The records that follow are to be repeated without alteration.
────
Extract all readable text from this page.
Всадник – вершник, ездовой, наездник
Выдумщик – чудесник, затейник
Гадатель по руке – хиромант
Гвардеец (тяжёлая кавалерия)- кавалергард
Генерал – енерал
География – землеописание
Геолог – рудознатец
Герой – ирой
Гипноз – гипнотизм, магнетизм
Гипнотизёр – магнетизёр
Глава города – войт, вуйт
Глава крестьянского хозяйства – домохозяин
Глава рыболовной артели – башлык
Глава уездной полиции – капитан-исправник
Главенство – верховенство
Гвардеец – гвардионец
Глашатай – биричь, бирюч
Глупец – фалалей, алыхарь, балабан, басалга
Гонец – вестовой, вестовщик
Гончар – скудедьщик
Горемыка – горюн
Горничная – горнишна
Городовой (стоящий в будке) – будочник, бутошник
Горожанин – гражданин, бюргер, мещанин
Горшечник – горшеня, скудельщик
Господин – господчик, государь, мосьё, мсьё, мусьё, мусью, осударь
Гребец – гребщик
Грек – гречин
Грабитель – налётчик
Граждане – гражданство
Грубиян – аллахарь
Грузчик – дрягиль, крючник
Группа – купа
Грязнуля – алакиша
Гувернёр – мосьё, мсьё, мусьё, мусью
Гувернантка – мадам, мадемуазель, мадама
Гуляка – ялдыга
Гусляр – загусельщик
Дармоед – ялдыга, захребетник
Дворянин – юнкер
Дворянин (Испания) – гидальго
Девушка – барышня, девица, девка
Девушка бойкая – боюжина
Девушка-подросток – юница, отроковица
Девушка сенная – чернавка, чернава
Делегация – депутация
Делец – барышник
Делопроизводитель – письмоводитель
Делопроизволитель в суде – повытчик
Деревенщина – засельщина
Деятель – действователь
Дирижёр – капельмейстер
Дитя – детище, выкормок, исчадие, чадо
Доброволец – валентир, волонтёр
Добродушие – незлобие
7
────
▸ RESPONSE TO THIS EXERCISE
Extract all readable text from this page.
Всадник – вершник, ездовой, наездник
Выдумщик – чудесник, затейник
Гадатель по руке – хиромант
Гвардеец (тяжёлая кавалерия)- кавалергард
Генерал – енерал
География – землеописание
Геолог – рудознатец
Герой – ирой
Гипноз – гипнотизм, магнетизм
Гипнотизёр – магнетизёр
Глава города – войт, вуйт
Глава крестьянского хозяйства – домохозяин
Глава рыболовной артели – башлык
Глава уездной полиции – капитан-исправник
Главенство – верховенство
Гвардеец – гвардионец
Глашатай – биричь, бирюч
Глупец – фалалей, алыхарь, балабан, басалга
Гонец – вестовой, вестовщик
Гончар – скудедьщик
Горемыка – горюн
Горничная – горнишна
Городовой (стоящий в будке) – будочник, бутошник
Горожанин – гражданин, бюргер, мещанин
Горшечник – горшеня, скудельщик
Господин – господчик, государь, мосьё, мсьё, мусьё, мусью, осударь
Гребец – гребщик
Грек – гречин
Грабитель – налётчик
Граждане – гражданство
Грубиян – аллахарь
Грузчик – дрягиль, крючник
Группа – купа
Грязнуля – алакиша
Гувернёр – мосьё, мсьё, мусьё, мусью
Гувернантка – мадам, мадемуазель, мадама
Гуляка – ялдыга
Гусляр – загусельщик
Дармоед – ялдыга, захребетник
Дворянин – юнкер
Дворянин (Испания) – гидальго
Девушка – барышня, девица, девка
Девушка бойкая – боюжина
Девушка-подросток – юница, отроковица
Девушка сенная – чернавка, чернава
Делегация – депутация
Делец – барышник
Делопроизводитель – письмоводитель
Делопроизволитель в суде – повытчик
Деревенщина – засельщина
Деятель – действователь
Дирижёр – капельмейстер
Дитя – детище, выкормок, исчадие, чадо
Доброволец – валентир, волонтёр
Добродушие – незлобие
7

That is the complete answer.